→ **Data records**:
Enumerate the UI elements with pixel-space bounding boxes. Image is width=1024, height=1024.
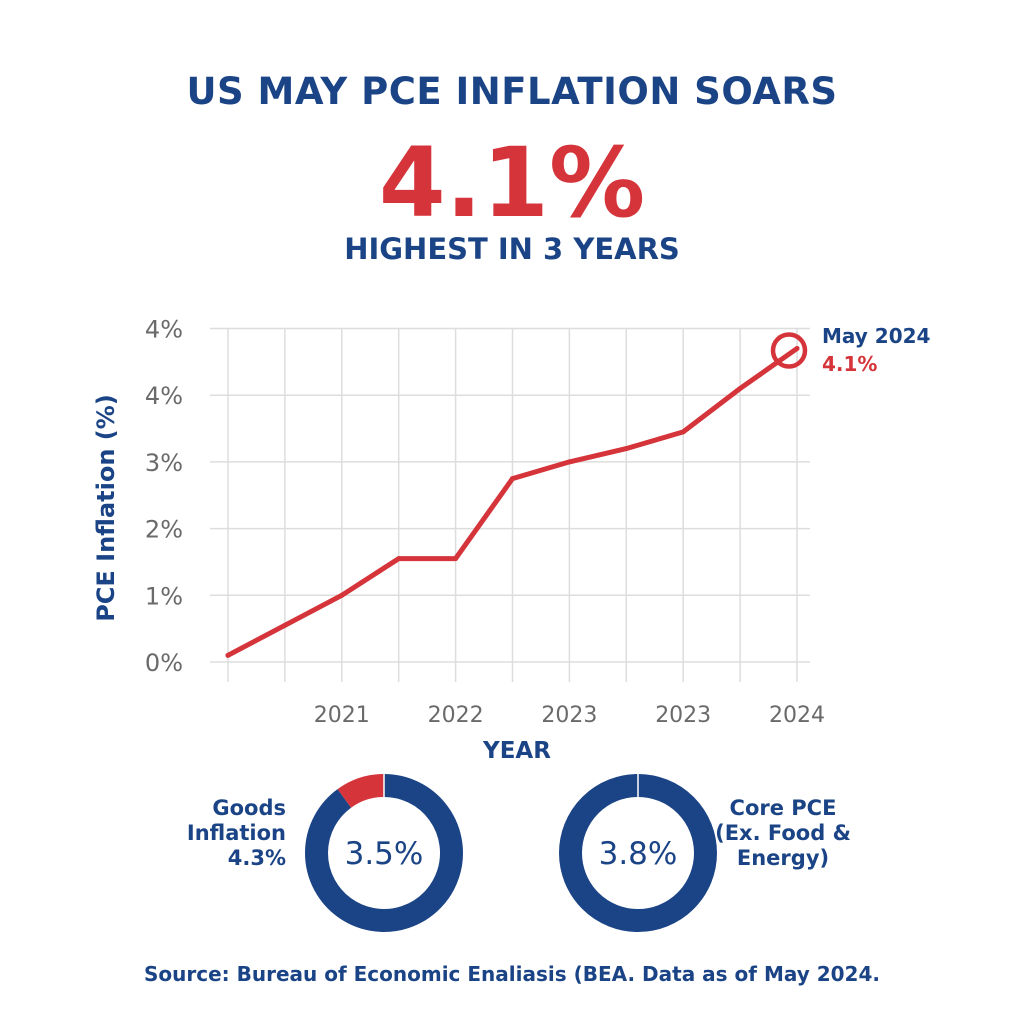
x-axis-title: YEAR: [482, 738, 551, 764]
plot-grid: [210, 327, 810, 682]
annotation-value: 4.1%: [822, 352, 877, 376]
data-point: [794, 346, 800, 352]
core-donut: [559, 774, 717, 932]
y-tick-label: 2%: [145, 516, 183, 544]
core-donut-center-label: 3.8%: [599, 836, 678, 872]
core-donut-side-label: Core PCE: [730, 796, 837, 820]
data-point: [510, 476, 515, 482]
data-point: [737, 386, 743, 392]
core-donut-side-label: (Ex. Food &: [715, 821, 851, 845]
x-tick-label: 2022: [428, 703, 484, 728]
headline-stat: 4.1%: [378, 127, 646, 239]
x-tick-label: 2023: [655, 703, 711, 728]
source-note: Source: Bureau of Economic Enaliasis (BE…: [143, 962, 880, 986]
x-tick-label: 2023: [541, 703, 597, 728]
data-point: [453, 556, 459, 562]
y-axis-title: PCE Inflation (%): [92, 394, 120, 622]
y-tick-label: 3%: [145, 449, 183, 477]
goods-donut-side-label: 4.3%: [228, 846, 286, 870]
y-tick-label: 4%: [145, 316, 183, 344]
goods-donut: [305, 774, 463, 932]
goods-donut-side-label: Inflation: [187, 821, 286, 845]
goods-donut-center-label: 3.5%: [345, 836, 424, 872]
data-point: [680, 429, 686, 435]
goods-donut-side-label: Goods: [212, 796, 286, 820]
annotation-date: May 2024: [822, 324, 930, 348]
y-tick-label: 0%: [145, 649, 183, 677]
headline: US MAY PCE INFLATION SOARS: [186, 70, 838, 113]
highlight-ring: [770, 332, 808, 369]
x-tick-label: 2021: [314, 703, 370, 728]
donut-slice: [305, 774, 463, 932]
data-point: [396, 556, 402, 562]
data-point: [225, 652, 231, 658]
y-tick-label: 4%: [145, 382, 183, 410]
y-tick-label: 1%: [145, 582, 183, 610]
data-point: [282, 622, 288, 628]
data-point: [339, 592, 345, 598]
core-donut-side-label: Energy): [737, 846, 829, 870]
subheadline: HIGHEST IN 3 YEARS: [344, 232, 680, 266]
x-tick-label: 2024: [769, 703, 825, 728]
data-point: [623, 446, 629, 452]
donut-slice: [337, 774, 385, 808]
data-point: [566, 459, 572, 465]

==

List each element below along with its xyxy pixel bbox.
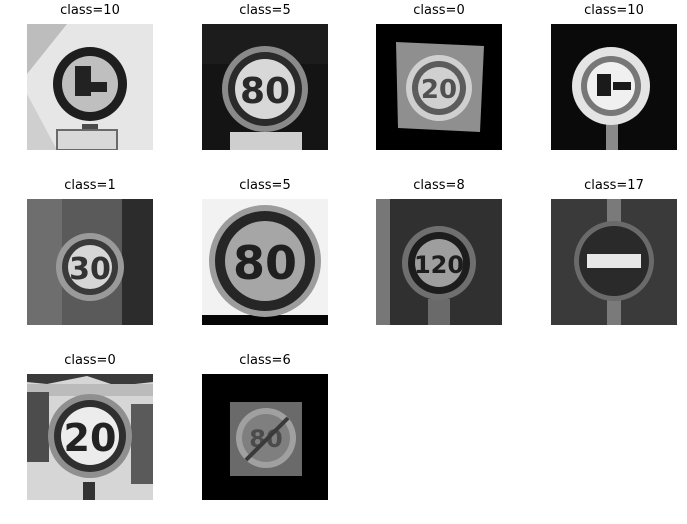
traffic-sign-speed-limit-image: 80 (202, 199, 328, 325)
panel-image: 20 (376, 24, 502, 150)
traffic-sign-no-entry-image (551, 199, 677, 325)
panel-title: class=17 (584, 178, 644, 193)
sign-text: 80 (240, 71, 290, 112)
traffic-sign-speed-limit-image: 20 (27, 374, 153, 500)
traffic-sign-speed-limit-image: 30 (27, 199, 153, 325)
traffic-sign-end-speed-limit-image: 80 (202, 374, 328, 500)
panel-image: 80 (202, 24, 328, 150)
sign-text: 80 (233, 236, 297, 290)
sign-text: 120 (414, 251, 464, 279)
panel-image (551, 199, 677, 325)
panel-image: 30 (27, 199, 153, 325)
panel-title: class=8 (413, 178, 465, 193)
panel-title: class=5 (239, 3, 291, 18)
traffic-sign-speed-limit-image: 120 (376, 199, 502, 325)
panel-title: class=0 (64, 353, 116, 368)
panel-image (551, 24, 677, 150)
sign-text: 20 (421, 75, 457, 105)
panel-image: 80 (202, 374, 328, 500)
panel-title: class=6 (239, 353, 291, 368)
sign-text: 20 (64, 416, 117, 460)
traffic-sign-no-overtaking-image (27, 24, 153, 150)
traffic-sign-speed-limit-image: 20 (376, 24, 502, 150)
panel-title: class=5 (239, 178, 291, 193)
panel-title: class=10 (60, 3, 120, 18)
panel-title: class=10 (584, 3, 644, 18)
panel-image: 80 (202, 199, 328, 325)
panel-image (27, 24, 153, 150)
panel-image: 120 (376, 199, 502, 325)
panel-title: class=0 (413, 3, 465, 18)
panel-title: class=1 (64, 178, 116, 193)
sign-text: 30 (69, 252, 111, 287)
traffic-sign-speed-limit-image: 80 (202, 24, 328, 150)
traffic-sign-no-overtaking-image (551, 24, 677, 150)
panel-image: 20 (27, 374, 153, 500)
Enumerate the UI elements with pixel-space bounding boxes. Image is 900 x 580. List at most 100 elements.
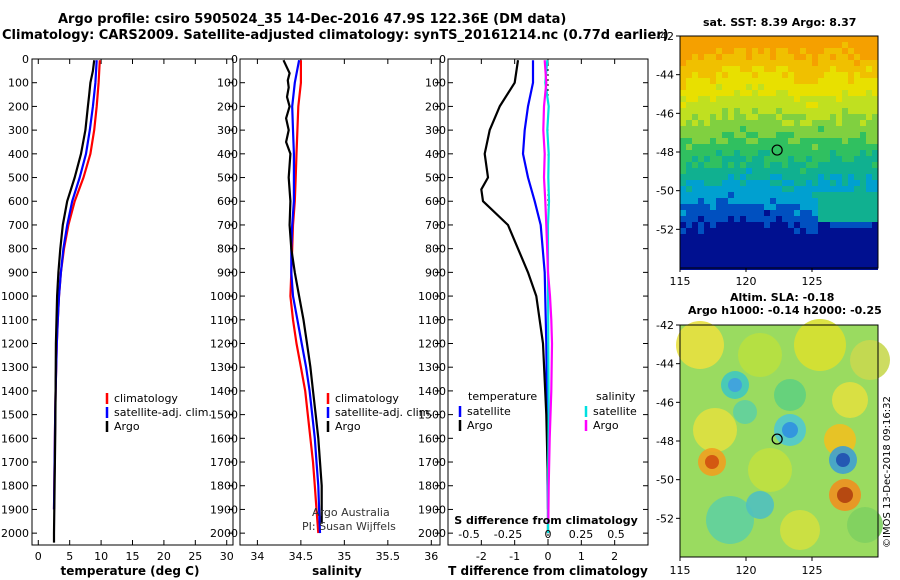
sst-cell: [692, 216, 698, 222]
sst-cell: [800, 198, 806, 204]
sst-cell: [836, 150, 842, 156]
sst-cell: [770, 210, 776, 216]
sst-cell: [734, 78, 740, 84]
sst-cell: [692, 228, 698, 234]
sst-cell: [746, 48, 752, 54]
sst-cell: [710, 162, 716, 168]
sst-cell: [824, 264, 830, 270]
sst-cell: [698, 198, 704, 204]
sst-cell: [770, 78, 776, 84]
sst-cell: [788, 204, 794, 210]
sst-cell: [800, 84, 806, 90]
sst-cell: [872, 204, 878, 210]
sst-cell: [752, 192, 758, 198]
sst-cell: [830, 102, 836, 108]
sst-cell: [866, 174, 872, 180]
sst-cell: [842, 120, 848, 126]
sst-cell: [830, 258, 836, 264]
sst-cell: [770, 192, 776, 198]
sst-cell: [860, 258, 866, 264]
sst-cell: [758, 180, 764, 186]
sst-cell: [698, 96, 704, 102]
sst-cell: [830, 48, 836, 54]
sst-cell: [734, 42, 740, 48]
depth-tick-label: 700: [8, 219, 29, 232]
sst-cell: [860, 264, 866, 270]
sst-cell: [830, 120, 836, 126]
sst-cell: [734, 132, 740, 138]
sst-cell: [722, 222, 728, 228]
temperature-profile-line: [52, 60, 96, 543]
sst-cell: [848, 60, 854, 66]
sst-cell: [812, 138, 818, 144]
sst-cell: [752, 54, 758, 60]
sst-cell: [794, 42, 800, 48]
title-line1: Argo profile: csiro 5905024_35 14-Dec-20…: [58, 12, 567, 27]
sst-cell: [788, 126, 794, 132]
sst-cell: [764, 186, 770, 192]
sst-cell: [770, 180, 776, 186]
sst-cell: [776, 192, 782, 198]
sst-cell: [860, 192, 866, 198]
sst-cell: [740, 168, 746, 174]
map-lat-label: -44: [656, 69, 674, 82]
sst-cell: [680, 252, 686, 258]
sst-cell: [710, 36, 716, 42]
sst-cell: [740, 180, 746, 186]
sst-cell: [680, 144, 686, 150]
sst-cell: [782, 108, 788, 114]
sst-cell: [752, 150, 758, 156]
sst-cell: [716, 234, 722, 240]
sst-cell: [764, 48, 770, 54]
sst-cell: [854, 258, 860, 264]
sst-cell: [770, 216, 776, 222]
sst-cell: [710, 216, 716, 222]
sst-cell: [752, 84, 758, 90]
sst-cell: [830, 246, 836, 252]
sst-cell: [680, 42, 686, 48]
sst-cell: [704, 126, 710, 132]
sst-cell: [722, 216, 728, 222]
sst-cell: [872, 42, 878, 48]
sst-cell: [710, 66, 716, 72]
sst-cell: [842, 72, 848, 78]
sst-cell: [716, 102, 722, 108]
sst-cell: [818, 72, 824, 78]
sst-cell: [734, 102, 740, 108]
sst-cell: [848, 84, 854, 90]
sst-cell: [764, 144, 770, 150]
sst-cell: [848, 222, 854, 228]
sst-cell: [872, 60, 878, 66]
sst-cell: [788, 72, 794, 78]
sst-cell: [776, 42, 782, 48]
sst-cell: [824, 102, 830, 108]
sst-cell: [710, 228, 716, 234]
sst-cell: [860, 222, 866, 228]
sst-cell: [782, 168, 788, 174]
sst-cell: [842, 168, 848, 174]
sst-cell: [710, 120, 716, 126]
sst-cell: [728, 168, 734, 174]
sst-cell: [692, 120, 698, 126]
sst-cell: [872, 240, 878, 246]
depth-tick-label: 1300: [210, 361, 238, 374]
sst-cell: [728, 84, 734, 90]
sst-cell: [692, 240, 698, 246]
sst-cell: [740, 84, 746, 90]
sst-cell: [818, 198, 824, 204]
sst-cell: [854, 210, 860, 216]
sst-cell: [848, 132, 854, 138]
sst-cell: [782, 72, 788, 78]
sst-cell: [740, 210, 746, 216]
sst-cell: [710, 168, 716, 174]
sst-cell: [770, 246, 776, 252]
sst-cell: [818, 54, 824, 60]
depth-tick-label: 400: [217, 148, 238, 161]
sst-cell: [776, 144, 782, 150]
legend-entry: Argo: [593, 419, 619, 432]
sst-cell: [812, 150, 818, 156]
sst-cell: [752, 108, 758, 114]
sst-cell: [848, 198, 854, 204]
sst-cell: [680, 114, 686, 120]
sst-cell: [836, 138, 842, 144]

--

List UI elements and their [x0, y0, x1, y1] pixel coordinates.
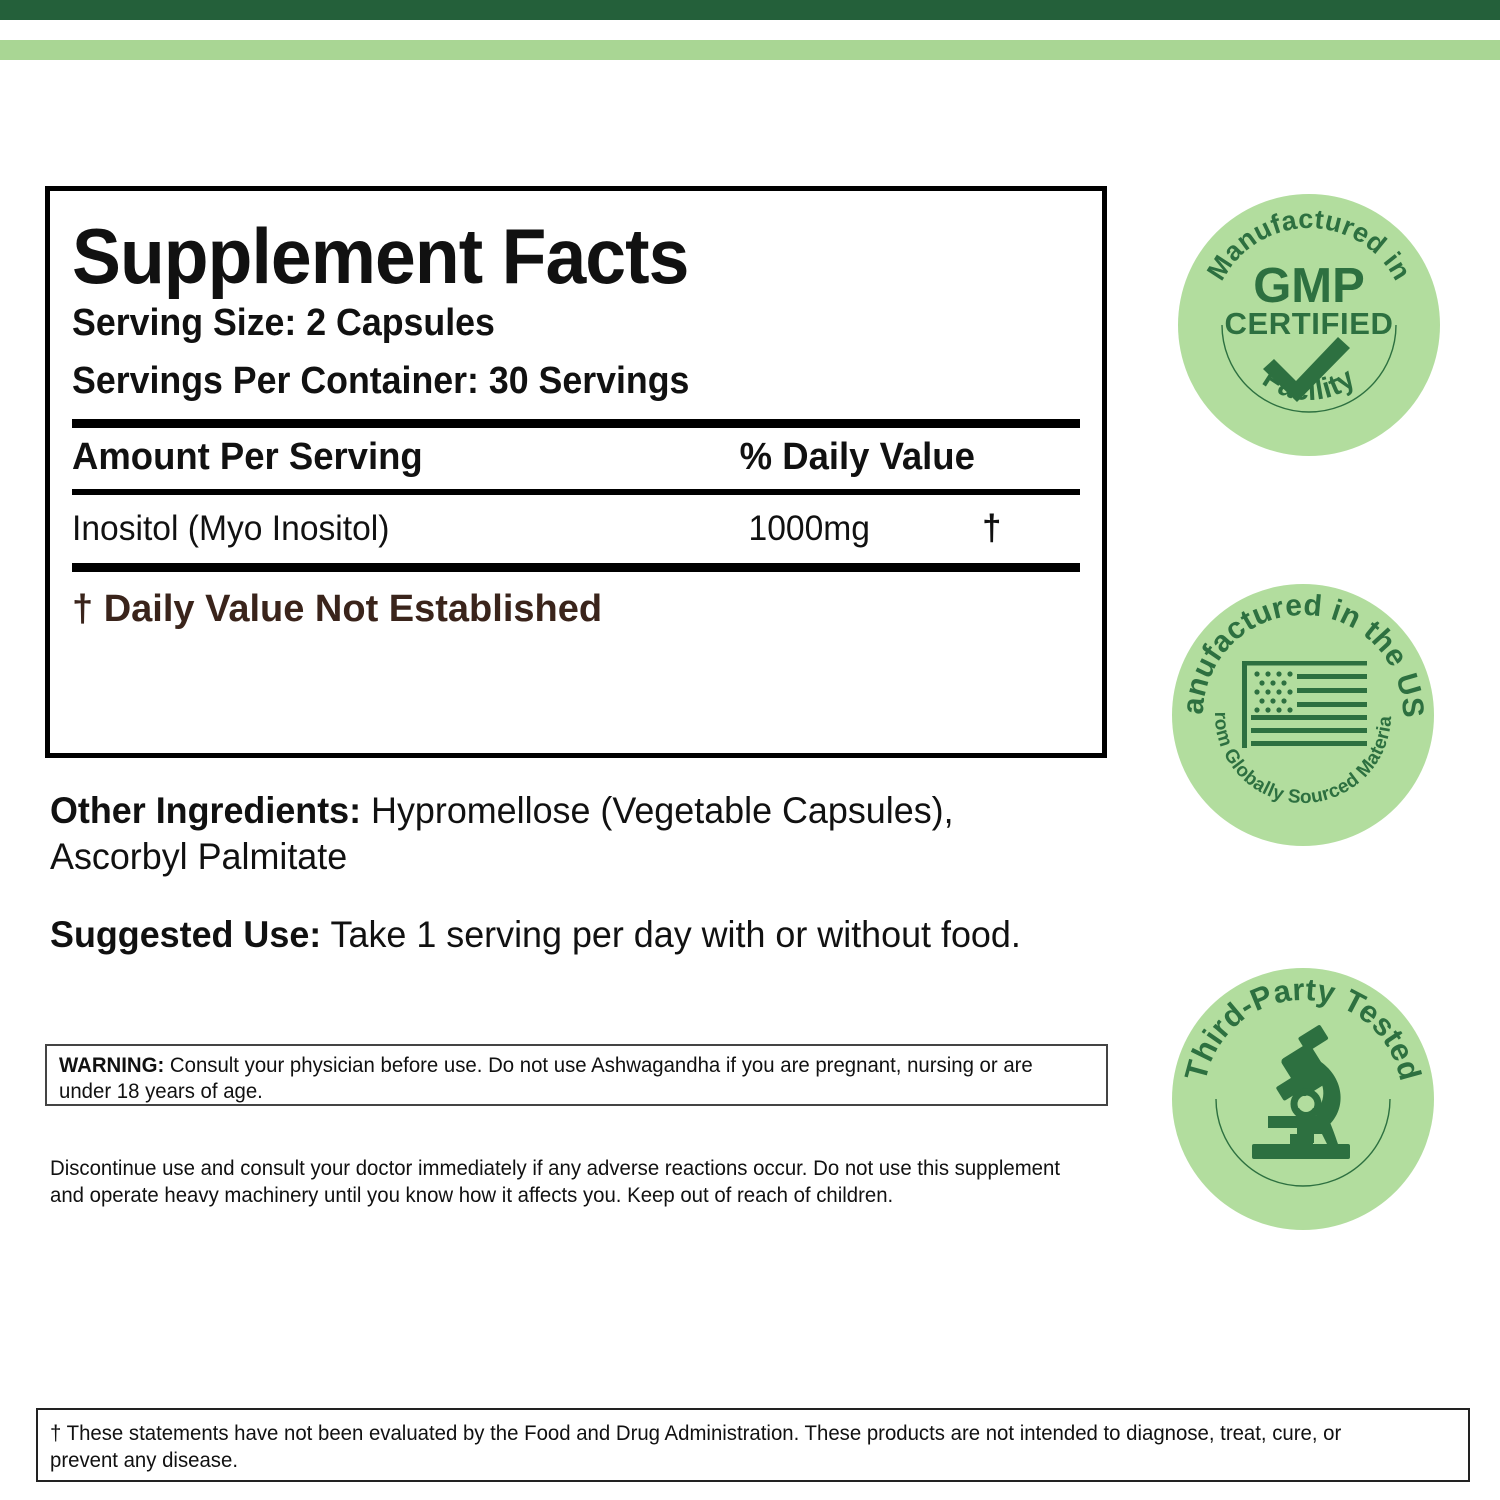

→ **Stated goal**:
List every line of the items above that contains the string "with". Case counts.

→ **Worked answer**:
Enumerate the UI elements with pixel-space bounding boxes. Image is width=1024, height=1024.
List each element below along with its xyxy pixel bbox.
Enumerate the UI elements with pixel-space bounding boxes. Image is 900 x 580. List at most 100 elements.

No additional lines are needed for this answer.